__Entries taken from a collection__.
···

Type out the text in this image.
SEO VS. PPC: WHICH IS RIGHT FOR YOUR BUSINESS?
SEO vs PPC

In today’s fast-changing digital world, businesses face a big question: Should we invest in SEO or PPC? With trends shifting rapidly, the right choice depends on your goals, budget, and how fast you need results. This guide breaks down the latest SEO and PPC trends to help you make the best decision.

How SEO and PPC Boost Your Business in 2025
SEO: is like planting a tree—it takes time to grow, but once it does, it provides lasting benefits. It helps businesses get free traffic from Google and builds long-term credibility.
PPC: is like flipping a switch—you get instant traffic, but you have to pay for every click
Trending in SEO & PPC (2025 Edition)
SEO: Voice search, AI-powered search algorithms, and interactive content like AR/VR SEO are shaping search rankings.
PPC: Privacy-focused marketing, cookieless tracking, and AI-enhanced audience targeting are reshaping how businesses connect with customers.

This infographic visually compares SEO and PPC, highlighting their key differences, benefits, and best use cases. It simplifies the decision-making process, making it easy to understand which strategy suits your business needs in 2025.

···

__Exercise goal__. Please repeat the material above, word for word and in full.

__Output__.
Type out the text in this image.
SEO VS. PPC: WHICH IS RIGHT FOR YOUR BUSINESS?
SEO vs PPC

In today’s fast-changing digital world, businesses face a big question: Should we invest in SEO or PPC? With trends shifting rapidly, the right choice depends on your goals, budget, and how fast you need results. This guide breaks down the latest SEO and PPC trends to help you make the best decision.

How SEO and PPC Boost Your Business in 2025
SEO: is like planting a tree—it takes time to grow, but once it does, it provides lasting benefits. It helps businesses get free traffic from Google and builds long-term credibility.
PPC: is like flipping a switch—you get instant traffic, but you have to pay for every click
Trending in SEO & PPC (2025 Edition)
SEO: Voice search, AI-powered search algorithms, and interactive content like AR/VR SEO are shaping search rankings.
PPC: Privacy-focused marketing, cookieless tracking, and AI-enhanced audience targeting are reshaping how businesses connect with customers.

This infographic visually compares SEO and PPC, highlighting their key differences, benefits, and best use cases. It simplifies the decision-making process, making it easy to understand which strategy suits your business needs in 2025.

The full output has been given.